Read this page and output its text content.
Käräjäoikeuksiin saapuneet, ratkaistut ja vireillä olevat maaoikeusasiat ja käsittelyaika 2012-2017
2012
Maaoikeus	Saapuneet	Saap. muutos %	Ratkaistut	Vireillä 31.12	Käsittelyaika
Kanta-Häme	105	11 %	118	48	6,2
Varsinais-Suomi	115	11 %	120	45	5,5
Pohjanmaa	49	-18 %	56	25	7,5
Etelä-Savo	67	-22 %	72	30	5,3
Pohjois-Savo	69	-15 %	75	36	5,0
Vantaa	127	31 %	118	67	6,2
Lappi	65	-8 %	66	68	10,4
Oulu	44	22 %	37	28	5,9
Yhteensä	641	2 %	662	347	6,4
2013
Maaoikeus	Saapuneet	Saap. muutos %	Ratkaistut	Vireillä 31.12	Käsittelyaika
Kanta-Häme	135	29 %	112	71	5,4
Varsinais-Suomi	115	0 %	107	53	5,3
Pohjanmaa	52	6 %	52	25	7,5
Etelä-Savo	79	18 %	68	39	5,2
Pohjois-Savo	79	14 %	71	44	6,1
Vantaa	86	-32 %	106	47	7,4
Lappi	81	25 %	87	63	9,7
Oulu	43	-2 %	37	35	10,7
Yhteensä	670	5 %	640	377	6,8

■ ■ ■ ■

> [Written task] Transcribe the data. Leave every line exactly as it is.

> [Exercise response]
Read this page and output its text content.
Käräjäoikeuksiin saapuneet, ratkaistut ja vireillä olevat maaoikeusasiat ja käsittelyaika 2012-2017
2012
Maaoikeus	Saapuneet	Saap. muutos %	Ratkaistut	Vireillä 31.12	Käsittelyaika
Kanta-Häme	105	11 %	118	48	6,2
Varsinais-Suomi	115	11 %	120	45	5,5
Pohjanmaa	49	-18 %	56	25	7,5
Etelä-Savo	67	-22 %	72	30	5,3
Pohjois-Savo	69	-15 %	75	36	5,0
Vantaa	127	31 %	118	67	6,2
Lappi	65	-8 %	66	68	10,4
Oulu	44	22 %	37	28	5,9
Yhteensä	641	2 %	662	347	6,4
2013
Maaoikeus	Saapuneet	Saap. muutos %	Ratkaistut	Vireillä 31.12	Käsittelyaika
Kanta-Häme	135	29 %	112	71	5,4
Varsinais-Suomi	115	0 %	107	53	5,3
Pohjanmaa	52	6 %	52	25	7,5
Etelä-Savo	79	18 %	68	39	5,2
Pohjois-Savo	79	14 %	71	44	6,1
Vantaa	86	-32 %	106	47	7,4
Lappi	81	25 %	87	63	9,7
Oulu	43	-2 %	37	35	10,7
Yhteensä	670	5 %	640	377	6,8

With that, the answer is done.